:: EXERCISE REQUIREMENTS ::
Starting with the line that contains "What text is on this page?", write out each line through the end of the listing, unchanged. Output nothing else.

[LISTED RECORDS Boundary: Start]

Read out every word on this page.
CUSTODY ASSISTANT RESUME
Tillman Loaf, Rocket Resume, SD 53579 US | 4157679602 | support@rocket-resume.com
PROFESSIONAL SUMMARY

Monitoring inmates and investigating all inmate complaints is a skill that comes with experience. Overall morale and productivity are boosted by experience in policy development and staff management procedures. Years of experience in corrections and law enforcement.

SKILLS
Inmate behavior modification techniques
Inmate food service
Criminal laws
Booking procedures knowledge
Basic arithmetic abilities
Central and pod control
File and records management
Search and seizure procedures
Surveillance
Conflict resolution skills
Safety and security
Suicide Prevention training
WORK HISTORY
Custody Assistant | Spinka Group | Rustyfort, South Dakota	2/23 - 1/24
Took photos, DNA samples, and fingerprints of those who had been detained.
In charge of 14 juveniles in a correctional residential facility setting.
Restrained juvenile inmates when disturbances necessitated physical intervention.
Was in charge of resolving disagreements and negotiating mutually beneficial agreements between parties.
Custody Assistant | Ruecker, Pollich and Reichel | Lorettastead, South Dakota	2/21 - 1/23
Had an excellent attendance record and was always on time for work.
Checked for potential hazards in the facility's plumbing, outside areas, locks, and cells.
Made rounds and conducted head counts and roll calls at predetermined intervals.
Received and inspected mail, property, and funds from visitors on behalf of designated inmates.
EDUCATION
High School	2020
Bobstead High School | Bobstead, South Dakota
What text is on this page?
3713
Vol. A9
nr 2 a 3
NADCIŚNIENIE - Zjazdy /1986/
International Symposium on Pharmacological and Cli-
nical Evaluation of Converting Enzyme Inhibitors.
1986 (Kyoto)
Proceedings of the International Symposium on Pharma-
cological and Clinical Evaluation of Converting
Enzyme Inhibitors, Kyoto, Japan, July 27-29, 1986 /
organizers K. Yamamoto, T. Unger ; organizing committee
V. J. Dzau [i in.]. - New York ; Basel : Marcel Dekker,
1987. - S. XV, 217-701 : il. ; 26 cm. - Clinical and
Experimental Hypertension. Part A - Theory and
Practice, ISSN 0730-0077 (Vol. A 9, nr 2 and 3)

[LISTED RECORDS Boundary: End]

:: OUTPUT FOR THIS TASK ::
What text is on this page?
3713
Vol. A9
nr 2 a 3
NADCIŚNIENIE - Zjazdy /1986/
International Symposium on Pharmacological and Cli-
nical Evaluation of Converting Enzyme Inhibitors.
1986 (Kyoto)
Proceedings of the International Symposium on Pharma-
cological and Clinical Evaluation of Converting
Enzyme Inhibitors, Kyoto, Japan, July 27-29, 1986 /
organizers K. Yamamoto, T. Unger ; organizing committee
V. J. Dzau [i in.]. - New York ; Basel : Marcel Dekker,
1987. - S. XV, 217-701 : il. ; 26 cm. - Clinical and
Experimental Hypertension. Part A - Theory and
Practice, ISSN 0730-0077 (Vol. A 9, nr 2 and 3)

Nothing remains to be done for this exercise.